> EXERCISE DETAILS: In the records that follow, show each line where the word "looking" is present.

> DATA EXCERPTS:
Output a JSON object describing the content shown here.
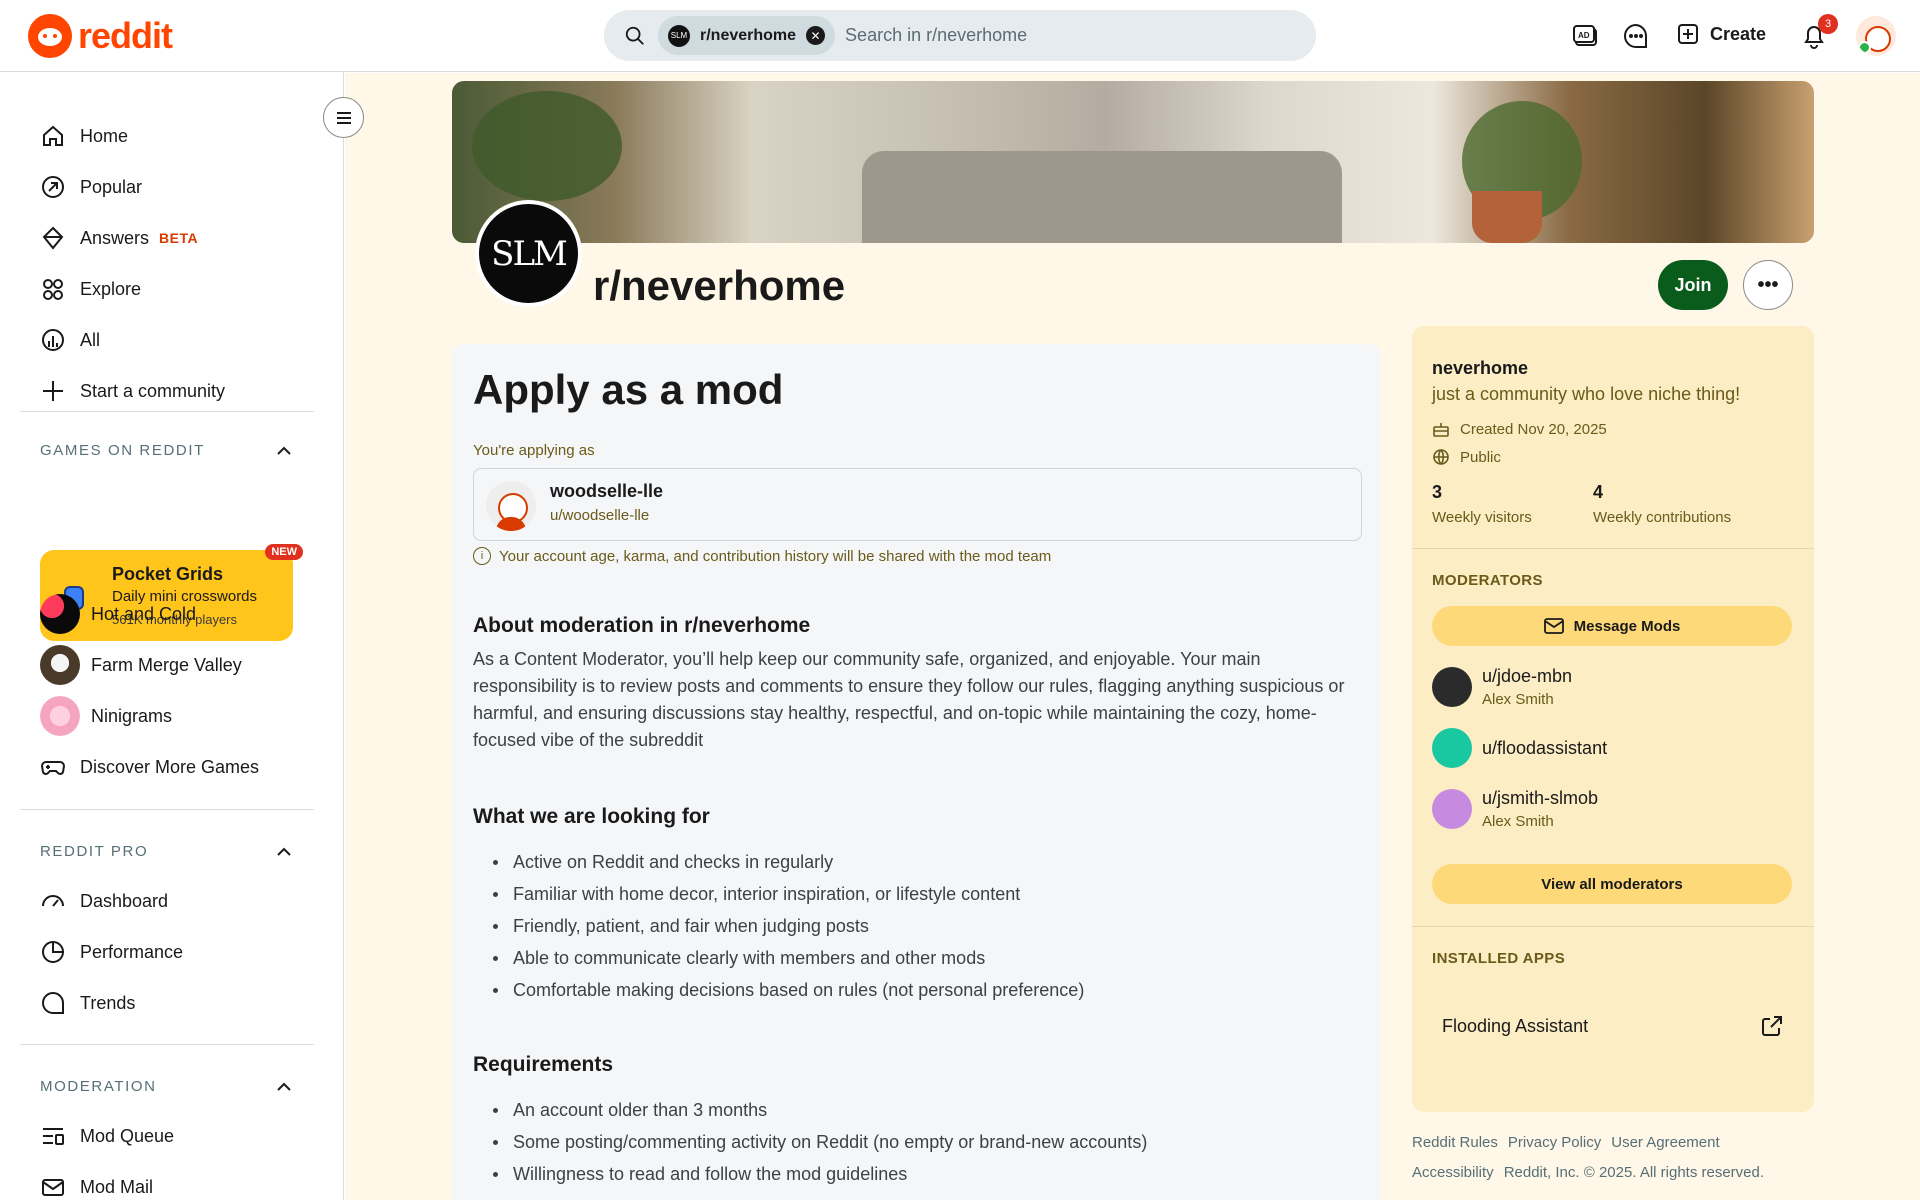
{
  "header": {
    "logo_text": "reddit",
    "search_chip": "r/neverhome",
    "chip_avatar_text": "SLM",
    "search_placeholder": "Search in r/neverhome",
    "create_label": "Create",
    "notification_count": "3",
    "icons": [
      "advertise-icon",
      "chat-icon",
      "create-icon",
      "bell-icon"
    ]
  },
  "sidebar": {
    "nav": [
      {
        "label": "Home",
        "icon": "home-icon"
      },
      {
        "label": "Popular",
        "icon": "popular-icon"
      },
      {
        "label": "Answers",
        "badge": "BETA",
        "icon": "answers-icon"
      },
      {
        "label": "Explore",
        "icon": "explore-icon"
      },
      {
        "label": "All",
        "icon": "all-icon"
      },
      {
        "label": "Start a community",
        "icon": "plus-icon"
      }
    ],
    "games_section": "GAMES ON REDDIT",
    "promo": {
      "new_badge": "NEW",
      "title": "Pocket Grids",
      "subtitle": "Daily mini crosswords",
      "players": "561K monthly players"
    },
    "games": [
      {
        "label": "Hot and Cold"
      },
      {
        "label": "Farm Merge Valley"
      },
      {
        "label": "Ninigrams"
      },
      {
        "label": "Discover More Games"
      }
    ],
    "pro_section": "REDDIT PRO",
    "pro": [
      {
        "label": "Dashboard"
      },
      {
        "label": "Performance"
      },
      {
        "label": "Trends"
      }
    ],
    "moderation_section": "MODERATION",
    "moderation": [
      {
        "label": "Mod Queue"
      },
      {
        "label": "Mod Mail"
      }
    ]
  },
  "community": {
    "avatar_text": "SLM",
    "name": "r/neverhome",
    "join_label": "Join",
    "more_label": "•••"
  },
  "apply": {
    "title": "Apply as a mod",
    "applying_label": "You're applying as",
    "username": "woodselle-lle",
    "handle": "u/woodselle-lle",
    "notice": "Your account age, karma, and contribution history will be shared with the mod team",
    "about_heading": "About moderation in r/neverhome",
    "about_text": "As a Content Moderator, you’ll help keep our community safe, organized, and enjoyable. Your main responsibility is to review posts and comments to ensure they follow our rules, flagging anything suspicious or harmful, and ensuring discussions stay healthy, respectful, and on-topic while maintaining the cozy, home-focused vibe of the subreddit",
    "looking_heading": "What we are looking for",
    "looking": [
      "Active on Reddit and checks in regularly",
      "Familiar with home decor, interior inspiration, or lifestyle content",
      "Friendly, patient, and fair when judging posts",
      "Able to communicate clearly with members and other mods",
      "Comfortable making decisions based on rules (not personal preference)"
    ],
    "requirements_heading": "Requirements",
    "requirements": [
      "An account older than 3 months",
      "Some posting/commenting activity on Reddit (no empty or brand-new accounts)",
      "Willingness to read and follow the mod guidelines"
    ]
  },
  "panel": {
    "name": "neverhome",
    "description": "just a community who love niche thing!",
    "created": "Created Nov 20, 2025",
    "visibility": "Public",
    "visitors_value": "3",
    "visitors_label": "Weekly visitors",
    "contrib_value": "4",
    "contrib_label": "Weekly contributions",
    "moderators_heading": "MODERATORS",
    "message_mods": "Message Mods",
    "mods": [
      {
        "name": "u/jdoe-mbn",
        "sub": "Alex Smith",
        "color": "#2b2b2b"
      },
      {
        "name": "u/floodassistant",
        "sub": "",
        "color": "#19c8a0"
      },
      {
        "name": "u/jsmith-slmob",
        "sub": "Alex Smith",
        "color": "#c68be0"
      }
    ],
    "view_all": "View all moderators",
    "apps_heading": "INSTALLED APPS",
    "app_name": "Flooding Assistant"
  },
  "footer": {
    "links1": [
      "Reddit Rules",
      "Privacy Policy",
      "User Agreement"
    ],
    "links2": [
      "Accessibility",
      "Reddit, Inc. © 2025. All rights reserved."
    ]
  },
  "colors": {
    "brand": "#ff4500",
    "join": "#0a5c1c",
    "panel": "#fdedc4",
    "page_bg": "#fff8e8"
  }
}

> ANSWER TO THE TASK:
    "looking_heading": "What we are looking for",
    "looking": [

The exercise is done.